═══ Data listing ═══

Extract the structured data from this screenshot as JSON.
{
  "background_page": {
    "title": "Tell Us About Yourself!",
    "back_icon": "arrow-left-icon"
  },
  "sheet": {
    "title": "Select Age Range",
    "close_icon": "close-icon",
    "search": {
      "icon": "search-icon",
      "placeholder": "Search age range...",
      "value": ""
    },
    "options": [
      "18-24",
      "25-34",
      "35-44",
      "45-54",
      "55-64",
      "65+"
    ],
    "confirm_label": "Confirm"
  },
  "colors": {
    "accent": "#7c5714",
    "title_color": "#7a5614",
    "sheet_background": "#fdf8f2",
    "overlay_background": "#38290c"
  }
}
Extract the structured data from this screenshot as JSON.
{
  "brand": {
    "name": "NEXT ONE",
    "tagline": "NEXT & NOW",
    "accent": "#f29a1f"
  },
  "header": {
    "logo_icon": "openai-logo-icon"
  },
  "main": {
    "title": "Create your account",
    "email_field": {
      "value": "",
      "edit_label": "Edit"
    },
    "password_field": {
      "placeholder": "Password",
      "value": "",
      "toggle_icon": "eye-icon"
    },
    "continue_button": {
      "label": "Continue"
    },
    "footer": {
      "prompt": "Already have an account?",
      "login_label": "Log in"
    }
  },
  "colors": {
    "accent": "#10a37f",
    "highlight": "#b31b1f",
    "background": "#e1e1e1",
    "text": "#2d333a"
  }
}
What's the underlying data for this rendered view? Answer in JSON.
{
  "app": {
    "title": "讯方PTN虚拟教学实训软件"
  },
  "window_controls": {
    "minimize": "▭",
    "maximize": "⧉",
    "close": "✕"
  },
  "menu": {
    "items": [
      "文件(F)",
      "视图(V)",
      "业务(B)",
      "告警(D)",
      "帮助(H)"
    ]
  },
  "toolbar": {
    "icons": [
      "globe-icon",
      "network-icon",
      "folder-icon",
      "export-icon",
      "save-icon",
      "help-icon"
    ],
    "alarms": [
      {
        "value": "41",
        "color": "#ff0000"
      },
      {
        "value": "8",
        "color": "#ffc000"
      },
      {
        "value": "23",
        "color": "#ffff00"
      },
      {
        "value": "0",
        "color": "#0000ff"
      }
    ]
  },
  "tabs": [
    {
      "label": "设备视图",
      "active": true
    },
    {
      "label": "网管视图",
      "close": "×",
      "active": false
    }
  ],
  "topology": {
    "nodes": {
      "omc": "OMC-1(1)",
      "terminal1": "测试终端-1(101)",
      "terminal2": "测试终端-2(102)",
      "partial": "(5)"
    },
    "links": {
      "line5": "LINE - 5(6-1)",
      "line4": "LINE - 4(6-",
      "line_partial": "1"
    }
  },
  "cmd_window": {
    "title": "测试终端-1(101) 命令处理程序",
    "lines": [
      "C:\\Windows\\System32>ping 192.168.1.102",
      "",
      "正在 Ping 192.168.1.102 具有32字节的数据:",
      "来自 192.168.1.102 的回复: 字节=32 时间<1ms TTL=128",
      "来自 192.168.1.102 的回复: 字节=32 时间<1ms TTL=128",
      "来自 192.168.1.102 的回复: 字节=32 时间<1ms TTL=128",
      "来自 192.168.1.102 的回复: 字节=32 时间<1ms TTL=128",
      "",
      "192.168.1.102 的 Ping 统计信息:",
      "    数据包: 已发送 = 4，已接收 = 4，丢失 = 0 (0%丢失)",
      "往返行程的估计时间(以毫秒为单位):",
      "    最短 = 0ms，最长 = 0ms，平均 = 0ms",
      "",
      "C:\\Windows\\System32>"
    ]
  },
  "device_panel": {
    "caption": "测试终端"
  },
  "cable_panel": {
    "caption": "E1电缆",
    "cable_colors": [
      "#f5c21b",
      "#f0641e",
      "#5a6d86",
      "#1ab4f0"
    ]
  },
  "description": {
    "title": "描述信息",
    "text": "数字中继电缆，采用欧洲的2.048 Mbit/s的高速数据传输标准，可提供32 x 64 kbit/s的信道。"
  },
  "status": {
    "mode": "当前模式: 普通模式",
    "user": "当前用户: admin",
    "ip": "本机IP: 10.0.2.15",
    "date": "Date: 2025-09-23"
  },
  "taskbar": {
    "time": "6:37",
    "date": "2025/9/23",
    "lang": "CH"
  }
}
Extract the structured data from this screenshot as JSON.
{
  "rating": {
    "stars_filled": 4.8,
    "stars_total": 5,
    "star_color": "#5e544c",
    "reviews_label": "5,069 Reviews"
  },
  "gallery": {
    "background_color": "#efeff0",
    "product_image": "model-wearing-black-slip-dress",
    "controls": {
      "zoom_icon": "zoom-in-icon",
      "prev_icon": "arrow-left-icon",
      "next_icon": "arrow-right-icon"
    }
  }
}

═══

Set problem
Repeat the whole listing exactly, keeping every line intact.

Answer in full
Extract the structured data from this screenshot as JSON.
{
  "background_page": {
    "title": "Tell Us About Yourself!",
    "back_icon": "arrow-left-icon"
  },
  "sheet": {
    "title": "Select Age Range",
    "close_icon": "close-icon",
    "search": {
      "icon": "search-icon",
      "placeholder": "Search age range...",
      "value": ""
    },
    "options": [
      "18-24",
      "25-34",
      "35-44",
      "45-54",
      "55-64",
      "65+"
    ],
    "confirm_label": "Confirm"
  },
  "colors": {
    "accent": "#7c5714",
    "title_color": "#7a5614",
    "sheet_background": "#fdf8f2",
    "overlay_background": "#38290c"
  }
}
Extract the structured data from this screenshot as JSON.
{
  "brand": {
    "name": "NEXT ONE",
    "tagline": "NEXT & NOW",
    "accent": "#f29a1f"
  },
  "header": {
    "logo_icon": "openai-logo-icon"
  },
  "main": {
    "title": "Create your account",
    "email_field": {
      "value": "",
      "edit_label": "Edit"
    },
    "password_field": {
      "placeholder": "Password",
      "value": "",
      "toggle_icon": "eye-icon"
    },
    "continue_button": {
      "label": "Continue"
    },
    "footer": {
      "prompt": "Already have an account?",
      "login_label": "Log in"
    }
  },
  "colors": {
    "accent": "#10a37f",
    "highlight": "#b31b1f",
    "background": "#e1e1e1",
    "text": "#2d333a"
  }
}
What's the underlying data for this rendered view? Answer in JSON.
{
  "app": {
    "title": "讯方PTN虚拟教学实训软件"
  },
  "window_controls": {
    "minimize": "▭",
    "maximize": "⧉",
    "close": "✕"
  },
  "menu": {
    "items": [
      "文件(F)",
      "视图(V)",
      "业务(B)",
      "告警(D)",
      "帮助(H)"
    ]
  },
  "toolbar": {
    "icons": [
      "globe-icon",
      "network-icon",
      "folder-icon",
      "export-icon",
      "save-icon",
      "help-icon"
    ],
    "alarms": [
      {
        "value": "41",
        "color": "#ff0000"
      },
      {
        "value": "8",
        "color": "#ffc000"
      },
      {
        "value": "23",
        "color": "#ffff00"
      },
      {
        "value": "0",
        "color": "#0000ff"
      }
    ]
  },
  "tabs": [
    {
      "label": "设备视图",
      "active": true
    },
    {
      "label": "网管视图",
      "close": "×",
      "active": false
    }
  ],
  "topology": {
    "nodes": {
      "omc": "OMC-1(1)",
      "terminal1": "测试终端-1(101)",
      "terminal2": "测试终端-2(102)",
      "partial": "(5)"
    },
    "links": {
      "line5": "LINE - 5(6-1)",
      "line4": "LINE - 4(6-",
      "line_partial": "1"
    }
  },
  "cmd_window": {
    "title": "测试终端-1(101) 命令处理程序",
    "lines": [
      "C:\\Windows\\System32>ping 192.168.1.102",
      "",
      "正在 Ping 192.168.1.102 具有32字节的数据:",
      "来自 192.168.1.102 的回复: 字节=32 时间<1ms TTL=128",
      "来自 192.168.1.102 的回复: 字节=32 时间<1ms TTL=128",
      "来自 192.168.1.102 的回复: 字节=32 时间<1ms TTL=128",
      "来自 192.168.1.102 的回复: 字节=32 时间<1ms TTL=128",
      "",
      "192.168.1.102 的 Ping 统计信息:",
      "    数据包: 已发送 = 4，已接收 = 4，丢失 = 0 (0%丢失)",
      "往返行程的估计时间(以毫秒为单位):",
      "    最短 = 0ms，最长 = 0ms，平均 = 0ms",
      "",
      "C:\\Windows\\System32>"
    ]
  },
  "device_panel": {
    "caption": "测试终端"
  },
  "cable_panel": {
    "caption": "E1电缆",
    "cable_colors": [
      "#f5c21b",
      "#f0641e",
      "#5a6d86",
      "#1ab4f0"
    ]
  },
  "description": {
    "title": "描述信息",
    "text": "数字中继电缆，采用欧洲的2.048 Mbit/s的高速数据传输标准，可提供32 x 64 kbit/s的信道。"
  },
  "status": {
    "mode": "当前模式: 普通模式",
    "user": "当前用户: admin",
    "ip": "本机IP: 10.0.2.15",
    "date": "Date: 2025-09-23"
  },
  "taskbar": {
    "time": "6:37",
    "date": "2025/9/23",
    "lang": "CH"
  }
}
Extract the structured data from this screenshot as JSON.
{
  "rating": {
    "stars_filled": 4.8,
    "stars_total": 5,
    "star_color": "#5e544c",
    "reviews_label": "5,069 Reviews"
  },
  "gallery": {
    "background_color": "#efeff0",
    "product_image": "model-wearing-black-slip-dress",
    "controls": {
      "zoom_icon": "zoom-in-icon",
      "prev_icon": "arrow-left-icon",
      "next_icon": "arrow-right-icon"
    }
  }
}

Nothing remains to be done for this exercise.